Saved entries
•••

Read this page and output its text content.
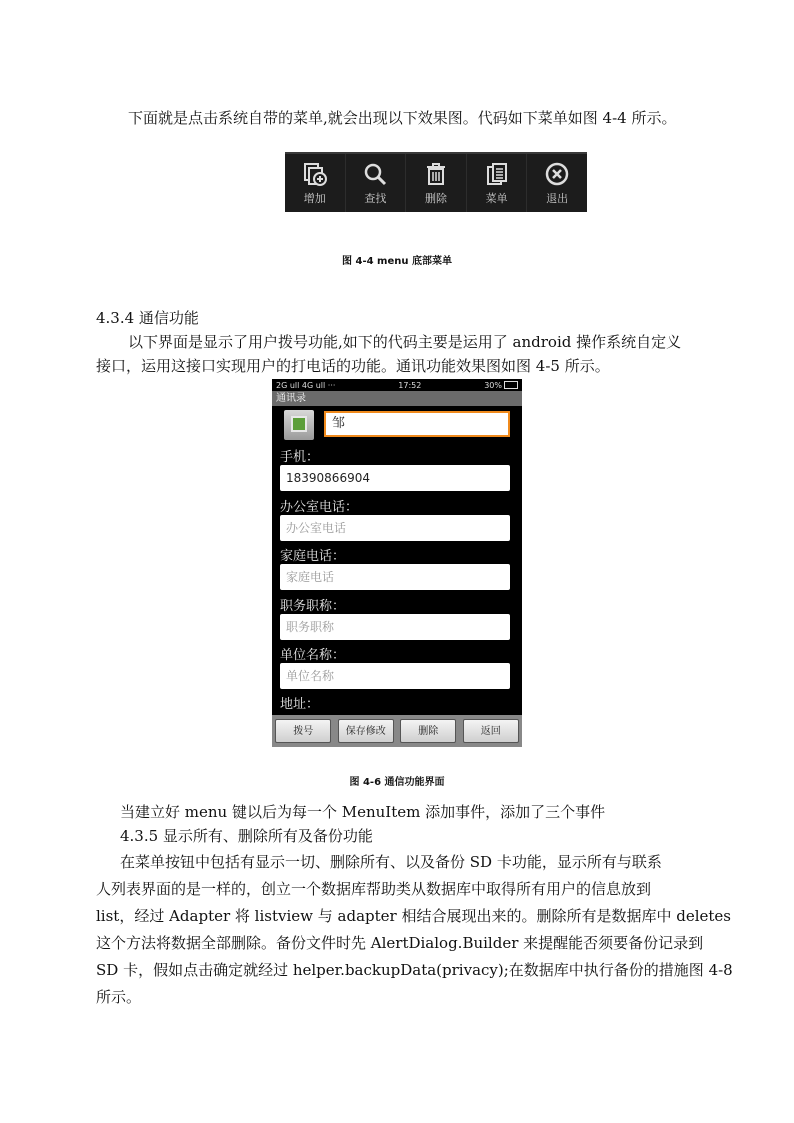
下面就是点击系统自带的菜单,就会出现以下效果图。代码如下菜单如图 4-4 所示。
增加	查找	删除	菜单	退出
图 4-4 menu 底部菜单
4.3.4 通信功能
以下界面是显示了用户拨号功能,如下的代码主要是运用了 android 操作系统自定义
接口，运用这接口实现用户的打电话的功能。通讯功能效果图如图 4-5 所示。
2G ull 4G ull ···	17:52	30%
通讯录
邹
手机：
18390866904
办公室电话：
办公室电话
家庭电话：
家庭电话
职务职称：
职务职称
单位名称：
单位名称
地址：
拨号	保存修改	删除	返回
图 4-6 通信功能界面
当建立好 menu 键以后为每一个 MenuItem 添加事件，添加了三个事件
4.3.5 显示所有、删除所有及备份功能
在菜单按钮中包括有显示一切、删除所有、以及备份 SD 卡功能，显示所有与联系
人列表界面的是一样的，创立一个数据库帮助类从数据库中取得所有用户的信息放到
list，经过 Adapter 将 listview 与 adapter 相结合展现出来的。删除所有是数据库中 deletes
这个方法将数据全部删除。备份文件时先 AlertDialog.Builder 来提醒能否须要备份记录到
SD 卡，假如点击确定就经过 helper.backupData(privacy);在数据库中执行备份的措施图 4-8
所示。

•••

◆ Written request
Pictures don't belong in the copy. Transcribe every record exactly as it appears.

◆ Full answer
Read this page and output its text content.
下面就是点击系统自带的菜单,就会出现以下效果图。代码如下菜单如图 4-4 所示。
增加	查找	删除	菜单	退出
图 4-4 menu 底部菜单
4.3.4 通信功能
以下界面是显示了用户拨号功能,如下的代码主要是运用了 android 操作系统自定义
接口，运用这接口实现用户的打电话的功能。通讯功能效果图如图 4-5 所示。
2G ull 4G ull ···	17:52	30%
通讯录
邹
手机：
18390866904
办公室电话：
办公室电话
家庭电话：
家庭电话
职务职称：
职务职称
单位名称：
单位名称
地址：
拨号	保存修改	删除	返回
图 4-6 通信功能界面
当建立好 menu 键以后为每一个 MenuItem 添加事件，添加了三个事件
4.3.5 显示所有、删除所有及备份功能
在菜单按钮中包括有显示一切、删除所有、以及备份 SD 卡功能，显示所有与联系
人列表界面的是一样的，创立一个数据库帮助类从数据库中取得所有用户的信息放到
list，经过 Adapter 将 listview 与 adapter 相结合展现出来的。删除所有是数据库中 deletes
这个方法将数据全部删除。备份文件时先 AlertDialog.Builder 来提醒能否须要备份记录到
SD 卡，假如点击确定就经过 helper.backupData(privacy);在数据库中执行备份的措施图 4-8
所示。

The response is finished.